• _Instruções_
1. Traduza para o inglês esta frase do texto sobre a Venezuela: "Os ataques ao espaço cívico e democrático na Venezuela estão se intensificando por meio de políticas de Estado destinadas a silenciar a oposição e as críticas ao governo do presidente Nicolás Maduro."
2. Reproduza literalmente um trecho do texto sobre a Venezuela, começando nas palavras "Nesta quarta-feira, a" e parando depois de "presidente Nicolás Maduro.".

• _Documento de origem_

^^^^

Num momento em que o Brasil e outros atores internacionais buscam garantias de que o governo de Nicolás Maduro respeitará regras de transparência para realizar eleições em 2024, a ONU anunciou hoje o resultado de sua investigação e concluiu que a repressão aumentou na Venezuela.

Nesta quarta-feira, a Missão Internacional Independente de Apuração de Fatos da ONU sobre a Venezuela apresentou seu novo informe e, apesar de lamentar o fato de que Caracas não colaborou com as investigações, aponta que:

Os ataques ao espaço cívico e democrático na Venezuela estão se intensificando por meio de políticas de Estado destinadas a silenciar a oposição e as críticas ao governo do presidente Nicolás Maduro.

A investigação foi criada em 2019 pelo Conselho de Direitos Humanos da ONU e, nos últimos meses, investigo supostas violações relatadas no país entre janeiro de 2020 e agosto de 2023.

^^^^

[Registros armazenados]

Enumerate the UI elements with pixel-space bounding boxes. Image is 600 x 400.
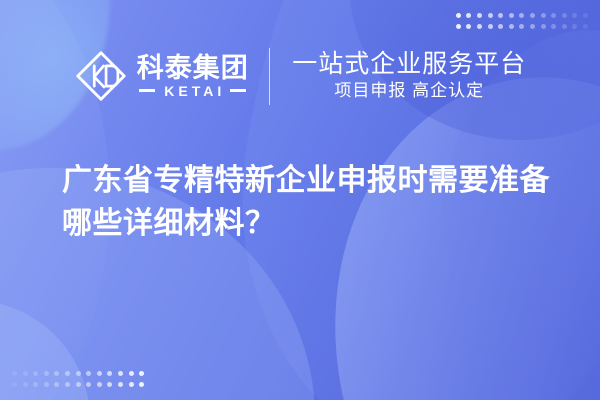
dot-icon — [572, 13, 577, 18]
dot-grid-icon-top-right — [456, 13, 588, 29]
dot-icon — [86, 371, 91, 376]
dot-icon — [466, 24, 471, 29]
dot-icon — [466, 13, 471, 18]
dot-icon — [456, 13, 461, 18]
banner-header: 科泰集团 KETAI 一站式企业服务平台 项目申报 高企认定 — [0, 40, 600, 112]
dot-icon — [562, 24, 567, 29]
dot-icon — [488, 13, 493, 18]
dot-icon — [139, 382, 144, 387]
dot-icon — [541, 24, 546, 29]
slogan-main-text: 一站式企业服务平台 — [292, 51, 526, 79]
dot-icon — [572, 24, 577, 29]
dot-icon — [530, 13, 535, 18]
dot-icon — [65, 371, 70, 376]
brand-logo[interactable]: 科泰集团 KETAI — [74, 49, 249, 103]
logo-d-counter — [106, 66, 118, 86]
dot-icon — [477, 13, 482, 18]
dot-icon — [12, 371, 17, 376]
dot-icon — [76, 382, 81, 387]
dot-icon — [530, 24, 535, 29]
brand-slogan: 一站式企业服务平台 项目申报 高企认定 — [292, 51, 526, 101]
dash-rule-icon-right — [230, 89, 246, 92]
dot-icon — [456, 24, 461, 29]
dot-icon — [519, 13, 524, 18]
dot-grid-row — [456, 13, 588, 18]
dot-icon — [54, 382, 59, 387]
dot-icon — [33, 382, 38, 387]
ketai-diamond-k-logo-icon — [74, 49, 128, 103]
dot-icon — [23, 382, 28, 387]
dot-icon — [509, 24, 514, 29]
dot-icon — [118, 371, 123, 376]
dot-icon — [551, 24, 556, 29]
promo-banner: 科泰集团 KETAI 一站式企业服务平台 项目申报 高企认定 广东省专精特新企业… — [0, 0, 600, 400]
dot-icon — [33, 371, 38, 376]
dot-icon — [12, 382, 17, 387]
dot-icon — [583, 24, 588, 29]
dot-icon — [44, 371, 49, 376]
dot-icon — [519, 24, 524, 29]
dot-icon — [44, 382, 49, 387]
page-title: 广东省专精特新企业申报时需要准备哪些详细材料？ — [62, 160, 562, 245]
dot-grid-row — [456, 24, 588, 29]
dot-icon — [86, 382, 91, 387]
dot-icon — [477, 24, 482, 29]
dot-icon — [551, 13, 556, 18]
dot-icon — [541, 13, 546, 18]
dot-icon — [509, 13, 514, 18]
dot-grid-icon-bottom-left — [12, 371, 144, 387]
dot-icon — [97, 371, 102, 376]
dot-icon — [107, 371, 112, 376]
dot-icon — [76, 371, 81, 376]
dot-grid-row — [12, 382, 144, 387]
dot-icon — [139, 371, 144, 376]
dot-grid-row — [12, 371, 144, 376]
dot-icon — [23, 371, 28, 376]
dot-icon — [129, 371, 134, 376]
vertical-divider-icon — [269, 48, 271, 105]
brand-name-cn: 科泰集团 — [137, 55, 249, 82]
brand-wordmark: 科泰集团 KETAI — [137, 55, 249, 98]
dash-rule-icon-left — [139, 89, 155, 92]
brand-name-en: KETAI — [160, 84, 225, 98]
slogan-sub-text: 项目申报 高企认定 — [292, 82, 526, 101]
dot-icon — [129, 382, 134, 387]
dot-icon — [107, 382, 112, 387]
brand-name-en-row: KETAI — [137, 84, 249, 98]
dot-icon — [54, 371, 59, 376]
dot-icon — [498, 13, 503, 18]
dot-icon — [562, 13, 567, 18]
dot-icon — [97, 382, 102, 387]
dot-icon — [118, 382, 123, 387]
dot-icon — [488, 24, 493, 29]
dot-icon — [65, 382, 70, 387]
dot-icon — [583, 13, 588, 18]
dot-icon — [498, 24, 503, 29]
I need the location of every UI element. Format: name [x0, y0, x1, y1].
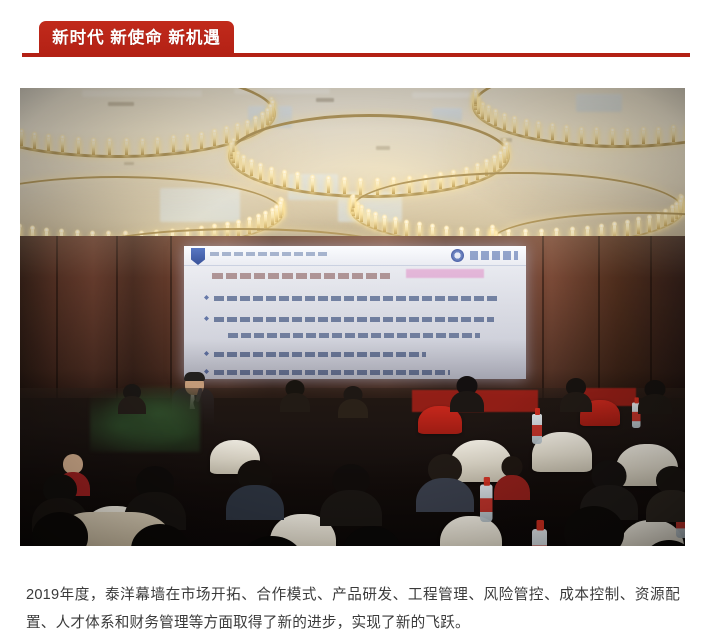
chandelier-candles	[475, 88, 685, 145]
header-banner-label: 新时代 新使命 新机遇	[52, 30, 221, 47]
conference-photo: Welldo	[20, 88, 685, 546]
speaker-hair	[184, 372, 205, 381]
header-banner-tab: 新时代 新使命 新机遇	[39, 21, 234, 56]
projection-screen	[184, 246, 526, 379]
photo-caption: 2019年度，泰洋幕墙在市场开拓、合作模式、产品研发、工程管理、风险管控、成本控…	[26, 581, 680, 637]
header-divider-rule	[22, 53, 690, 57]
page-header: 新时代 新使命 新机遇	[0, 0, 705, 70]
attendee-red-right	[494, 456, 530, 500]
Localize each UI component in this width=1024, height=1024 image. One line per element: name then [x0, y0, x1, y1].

^^^^

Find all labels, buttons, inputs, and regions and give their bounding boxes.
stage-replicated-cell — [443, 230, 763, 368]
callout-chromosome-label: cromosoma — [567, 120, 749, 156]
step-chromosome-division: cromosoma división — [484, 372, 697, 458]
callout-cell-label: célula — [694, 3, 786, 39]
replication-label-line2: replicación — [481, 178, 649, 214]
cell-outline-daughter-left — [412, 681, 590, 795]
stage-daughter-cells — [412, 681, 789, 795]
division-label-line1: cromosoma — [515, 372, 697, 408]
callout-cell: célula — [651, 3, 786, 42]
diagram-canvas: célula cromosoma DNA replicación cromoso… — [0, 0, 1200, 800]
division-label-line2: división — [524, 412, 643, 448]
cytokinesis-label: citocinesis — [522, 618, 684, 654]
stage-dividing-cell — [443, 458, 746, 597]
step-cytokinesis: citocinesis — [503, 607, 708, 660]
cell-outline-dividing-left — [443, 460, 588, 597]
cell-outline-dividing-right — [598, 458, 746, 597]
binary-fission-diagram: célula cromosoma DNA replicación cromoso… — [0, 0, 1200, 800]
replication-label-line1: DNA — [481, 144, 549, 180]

^^^^

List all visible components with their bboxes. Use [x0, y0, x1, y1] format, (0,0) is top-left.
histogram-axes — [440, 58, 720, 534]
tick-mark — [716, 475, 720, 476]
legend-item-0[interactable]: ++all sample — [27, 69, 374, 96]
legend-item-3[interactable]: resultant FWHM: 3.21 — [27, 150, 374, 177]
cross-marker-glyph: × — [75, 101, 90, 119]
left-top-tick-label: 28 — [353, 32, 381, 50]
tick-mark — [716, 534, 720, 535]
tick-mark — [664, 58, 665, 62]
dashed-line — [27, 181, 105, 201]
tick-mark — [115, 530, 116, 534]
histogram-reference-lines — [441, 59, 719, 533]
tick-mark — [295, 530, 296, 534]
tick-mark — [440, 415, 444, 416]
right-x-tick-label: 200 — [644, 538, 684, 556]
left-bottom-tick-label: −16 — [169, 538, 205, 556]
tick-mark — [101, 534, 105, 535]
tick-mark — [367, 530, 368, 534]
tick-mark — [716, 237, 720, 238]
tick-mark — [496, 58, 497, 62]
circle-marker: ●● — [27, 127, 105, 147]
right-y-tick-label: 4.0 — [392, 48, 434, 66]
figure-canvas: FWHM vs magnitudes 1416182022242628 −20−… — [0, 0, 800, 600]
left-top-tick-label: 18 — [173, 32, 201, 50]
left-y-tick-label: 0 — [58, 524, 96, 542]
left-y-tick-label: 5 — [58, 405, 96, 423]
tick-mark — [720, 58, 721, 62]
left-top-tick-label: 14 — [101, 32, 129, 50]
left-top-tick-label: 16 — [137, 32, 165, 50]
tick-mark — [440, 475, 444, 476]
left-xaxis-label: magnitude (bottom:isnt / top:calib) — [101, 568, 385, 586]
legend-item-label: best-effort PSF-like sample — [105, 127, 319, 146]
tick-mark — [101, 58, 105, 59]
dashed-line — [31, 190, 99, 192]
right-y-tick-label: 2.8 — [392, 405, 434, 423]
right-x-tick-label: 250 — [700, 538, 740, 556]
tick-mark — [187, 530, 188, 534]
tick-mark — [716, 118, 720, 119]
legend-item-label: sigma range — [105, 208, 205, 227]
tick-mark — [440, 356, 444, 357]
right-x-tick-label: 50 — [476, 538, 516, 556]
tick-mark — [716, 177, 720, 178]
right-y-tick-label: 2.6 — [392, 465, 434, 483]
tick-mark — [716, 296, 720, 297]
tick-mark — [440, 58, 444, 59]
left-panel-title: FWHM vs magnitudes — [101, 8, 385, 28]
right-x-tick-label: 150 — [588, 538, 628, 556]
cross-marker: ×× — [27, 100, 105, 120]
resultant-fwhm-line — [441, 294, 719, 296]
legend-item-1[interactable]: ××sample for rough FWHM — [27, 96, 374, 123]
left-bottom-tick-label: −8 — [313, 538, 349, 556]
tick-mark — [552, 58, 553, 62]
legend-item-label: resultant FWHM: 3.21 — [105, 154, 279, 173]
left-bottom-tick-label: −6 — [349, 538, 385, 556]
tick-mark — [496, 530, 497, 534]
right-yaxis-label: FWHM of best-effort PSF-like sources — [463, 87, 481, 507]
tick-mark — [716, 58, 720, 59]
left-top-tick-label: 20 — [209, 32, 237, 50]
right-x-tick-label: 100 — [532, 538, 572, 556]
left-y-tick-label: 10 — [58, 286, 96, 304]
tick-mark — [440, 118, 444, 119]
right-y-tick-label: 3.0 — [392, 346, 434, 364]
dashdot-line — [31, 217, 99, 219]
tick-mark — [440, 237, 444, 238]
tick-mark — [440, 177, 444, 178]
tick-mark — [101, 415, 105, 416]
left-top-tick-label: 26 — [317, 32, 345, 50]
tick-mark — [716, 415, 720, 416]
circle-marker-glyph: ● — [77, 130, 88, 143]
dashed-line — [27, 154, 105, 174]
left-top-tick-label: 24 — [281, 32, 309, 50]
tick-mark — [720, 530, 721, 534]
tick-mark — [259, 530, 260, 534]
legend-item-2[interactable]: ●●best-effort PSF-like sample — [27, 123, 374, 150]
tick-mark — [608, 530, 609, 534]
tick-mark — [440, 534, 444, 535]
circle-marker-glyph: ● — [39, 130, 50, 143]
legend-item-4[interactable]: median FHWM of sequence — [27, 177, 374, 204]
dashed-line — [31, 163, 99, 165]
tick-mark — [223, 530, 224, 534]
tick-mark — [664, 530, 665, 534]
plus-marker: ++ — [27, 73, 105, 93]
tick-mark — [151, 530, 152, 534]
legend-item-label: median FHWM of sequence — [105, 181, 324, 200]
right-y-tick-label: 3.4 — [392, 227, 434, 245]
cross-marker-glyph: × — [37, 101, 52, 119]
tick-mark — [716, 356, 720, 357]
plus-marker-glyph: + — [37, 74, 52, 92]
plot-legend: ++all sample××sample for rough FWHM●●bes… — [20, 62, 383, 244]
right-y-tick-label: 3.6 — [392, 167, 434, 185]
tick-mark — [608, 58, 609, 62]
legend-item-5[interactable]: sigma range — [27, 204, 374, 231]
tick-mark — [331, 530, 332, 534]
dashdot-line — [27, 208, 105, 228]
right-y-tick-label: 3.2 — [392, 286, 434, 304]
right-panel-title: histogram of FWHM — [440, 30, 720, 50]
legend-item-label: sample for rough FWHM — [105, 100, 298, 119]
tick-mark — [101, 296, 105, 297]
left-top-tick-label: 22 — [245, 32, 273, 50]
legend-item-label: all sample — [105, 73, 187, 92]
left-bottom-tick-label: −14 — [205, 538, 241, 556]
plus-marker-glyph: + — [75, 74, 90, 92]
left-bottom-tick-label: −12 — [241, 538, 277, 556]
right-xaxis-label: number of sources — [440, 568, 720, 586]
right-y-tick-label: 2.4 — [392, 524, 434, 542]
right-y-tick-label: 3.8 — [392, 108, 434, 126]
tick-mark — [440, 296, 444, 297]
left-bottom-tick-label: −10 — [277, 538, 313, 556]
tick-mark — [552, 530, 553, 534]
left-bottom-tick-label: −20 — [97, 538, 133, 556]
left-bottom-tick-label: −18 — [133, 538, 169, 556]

^^^^

• _Resultados dos exercícios_
1. Attacks on civic and democratic space in Venezuela are intensifying through state policies aimed at silencing the opposition and criticism of President Nicolás Maduro's government.

2.
Nesta quarta-feira, a Missão Internacional Independente de Apuração de Fatos da ONU sobre a Venezuela apresentou seu novo informe e, apesar de lamentar o fato de que Caracas não colaborou com as investigações, aponta que:

Os ataques ao espaço cívico e democrático na Venezuela estão se intensificando por meio de políticas de Estado destinadas a silenciar a oposição e as críticas ao governo do presidente Nicolás Maduro.